== Raw data ==
___
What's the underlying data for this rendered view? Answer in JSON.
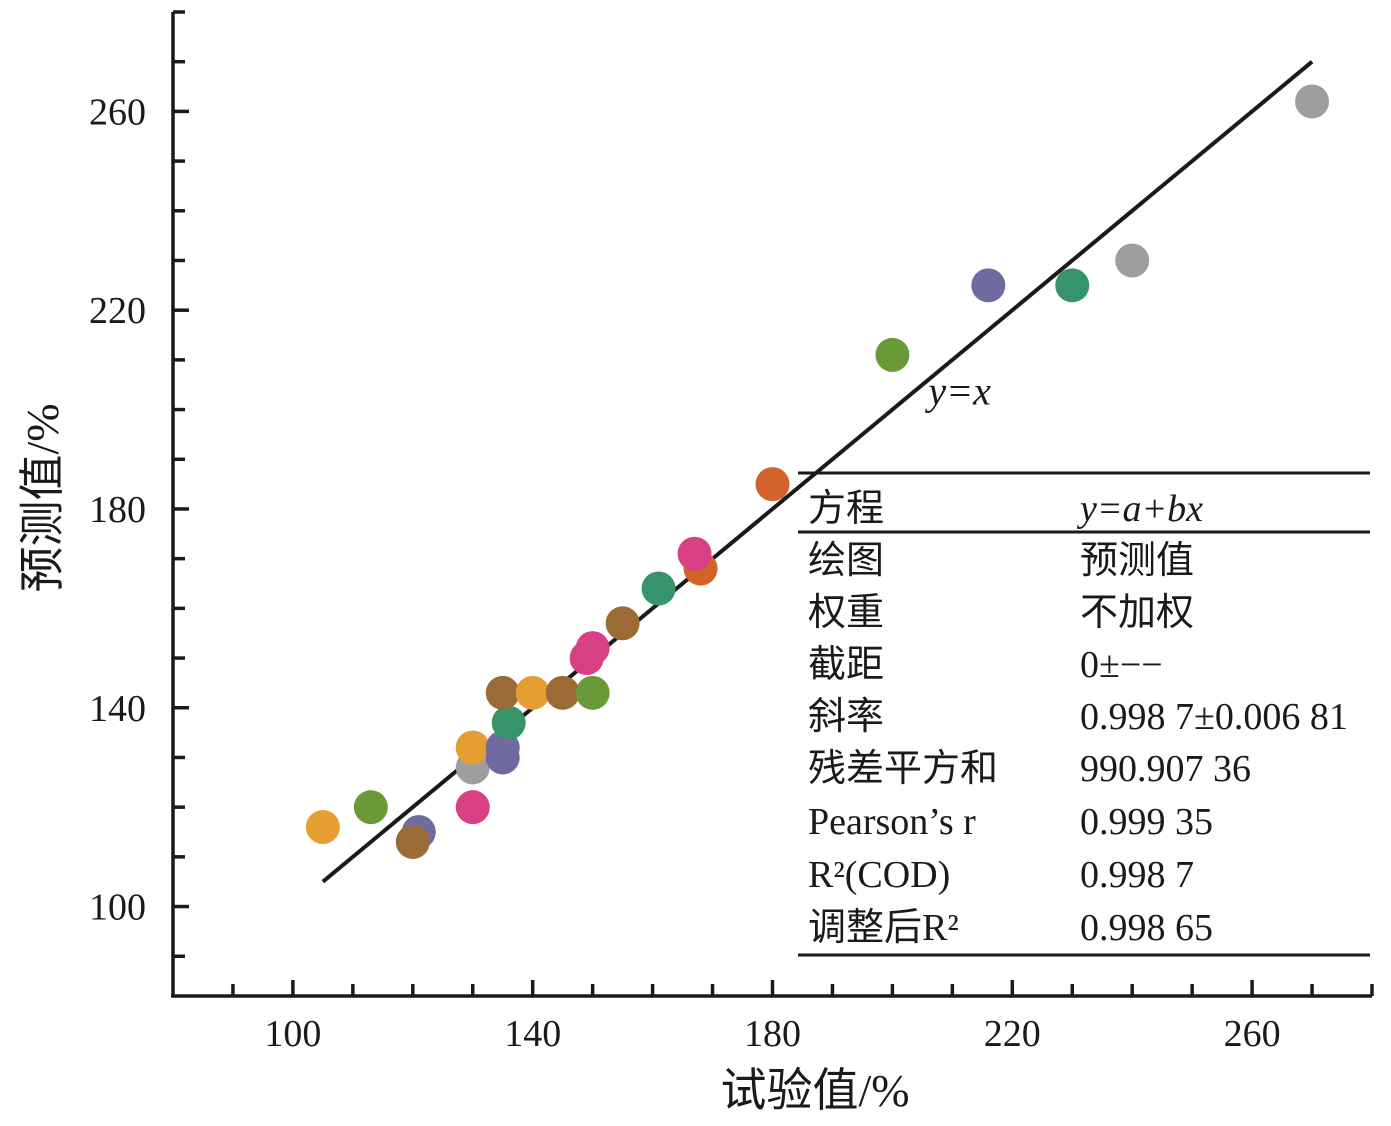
{
  "chart_data": {
    "type": "scatter",
    "xlabel": "试验值/%",
    "ylabel": "预测值/%",
    "xlim": [
      80,
      280
    ],
    "ylim": [
      82,
      280
    ],
    "x_ticks": [
      100,
      140,
      180,
      220,
      260
    ],
    "y_ticks": [
      100,
      140,
      180,
      220,
      260
    ],
    "minor_step": 10,
    "fit_line": {
      "label": "y=x",
      "x_start": 105,
      "x_end": 270,
      "intercept": 0,
      "slope": 1
    },
    "line_annotation": {
      "text": "y=x",
      "x": 206,
      "y": 201
    },
    "points": [
      {
        "x": 105,
        "y": 116,
        "color": "#E59E32"
      },
      {
        "x": 113,
        "y": 120,
        "color": "#6A9A38"
      },
      {
        "x": 121,
        "y": 115,
        "color": "#6F6AA0"
      },
      {
        "x": 120,
        "y": 113,
        "color": "#9B6B35"
      },
      {
        "x": 130,
        "y": 128,
        "color": "#9E9E9E"
      },
      {
        "x": 130,
        "y": 120,
        "color": "#D93F84"
      },
      {
        "x": 130,
        "y": 132,
        "color": "#E59E32"
      },
      {
        "x": 135,
        "y": 130,
        "color": "#6F6AA0"
      },
      {
        "x": 135,
        "y": 132,
        "color": "#6F6AA0"
      },
      {
        "x": 136,
        "y": 137,
        "color": "#36936A"
      },
      {
        "x": 135,
        "y": 143,
        "color": "#9B6B35"
      },
      {
        "x": 140,
        "y": 143,
        "color": "#E59E32"
      },
      {
        "x": 145,
        "y": 143,
        "color": "#9B6B35"
      },
      {
        "x": 150,
        "y": 143,
        "color": "#6A9A38"
      },
      {
        "x": 149,
        "y": 150,
        "color": "#D93F84"
      },
      {
        "x": 150,
        "y": 152,
        "color": "#D93F84"
      },
      {
        "x": 155,
        "y": 157,
        "color": "#9B6B35"
      },
      {
        "x": 161,
        "y": 164,
        "color": "#36936A"
      },
      {
        "x": 168,
        "y": 168,
        "color": "#D2632A"
      },
      {
        "x": 167,
        "y": 171,
        "color": "#D93F84"
      },
      {
        "x": 180,
        "y": 185,
        "color": "#D2632A"
      },
      {
        "x": 200,
        "y": 211,
        "color": "#6A9A38"
      },
      {
        "x": 216,
        "y": 225,
        "color": "#6F6AA0"
      },
      {
        "x": 230,
        "y": 225,
        "color": "#36936A"
      },
      {
        "x": 240,
        "y": 230,
        "color": "#9E9E9E"
      },
      {
        "x": 270,
        "y": 262,
        "color": "#9E9E9E"
      }
    ],
    "stats_table": {
      "rows": [
        {
          "label": "方程",
          "value": "y=a+bx"
        },
        {
          "label": "绘图",
          "value": "预测值"
        },
        {
          "label": "权重",
          "value": "不加权"
        },
        {
          "label": "截距",
          "value": "0±−−"
        },
        {
          "label": "斜率",
          "value": "0.998 7±0.006 81"
        },
        {
          "label": "残差平方和",
          "value": "990.907 36"
        },
        {
          "label": "Pearson’s r",
          "value": "0.999 35"
        },
        {
          "label": "R²(COD)",
          "value": "0.998 7"
        },
        {
          "label": "调整后R²",
          "value": "0.998 65"
        }
      ]
    }
  }
}
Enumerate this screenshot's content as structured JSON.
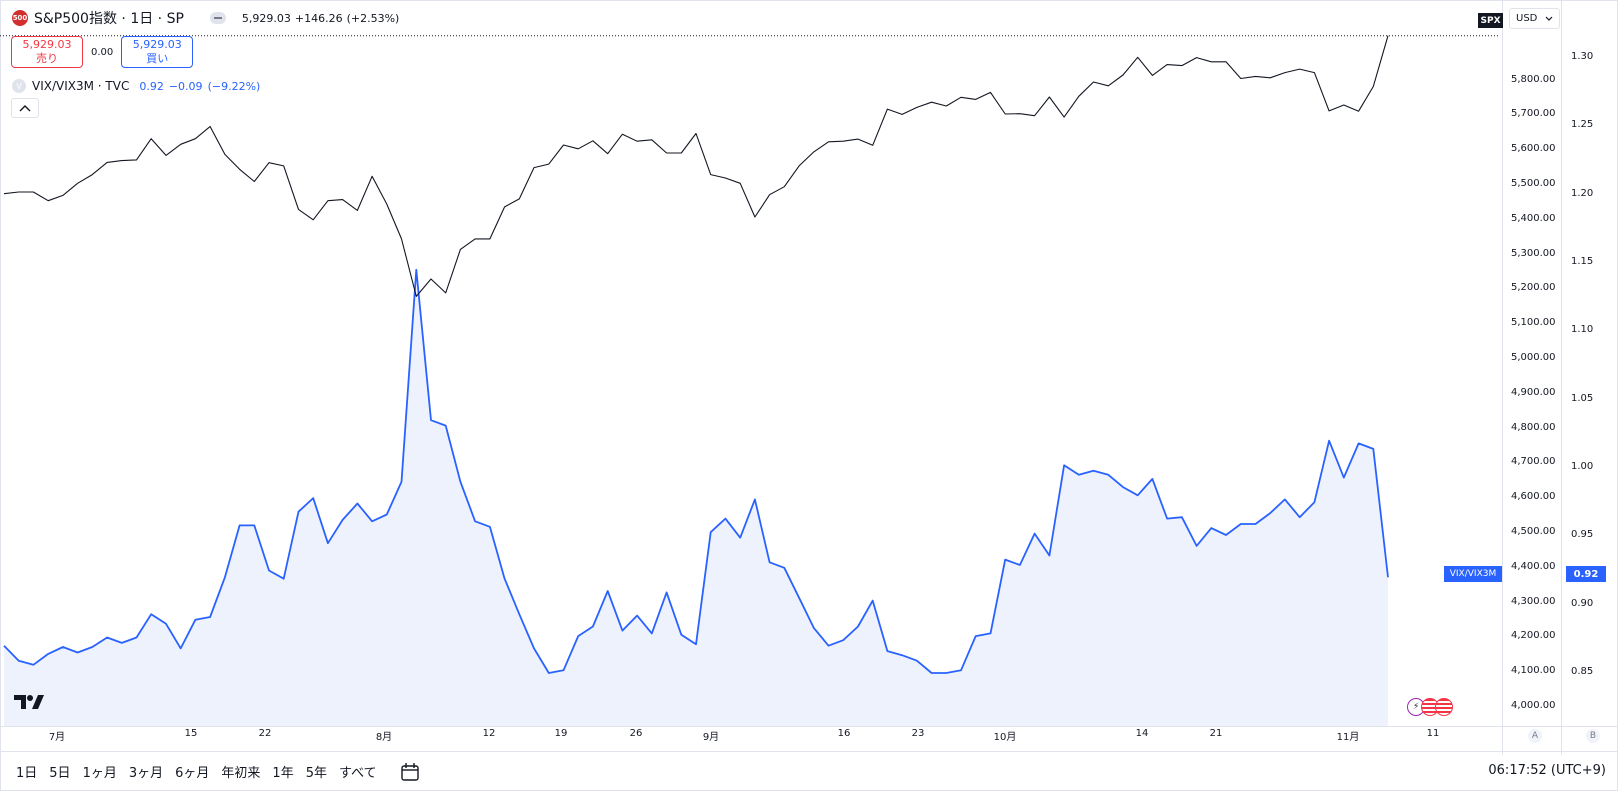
___
== What to produce ==
Find and copy every line in the entries above where the string "value" occurs.

== Exercise response ==
          "value": "y=a+bx"
          "value": "预测值"
          "value": "不加权"
          "value": "0±−−"
          "value": "0.998 7±0.006 81"
          "value": "990.907 36"
          "value": "0.999 35"
          "value": "0.998 7"
          "value": "0.998 65"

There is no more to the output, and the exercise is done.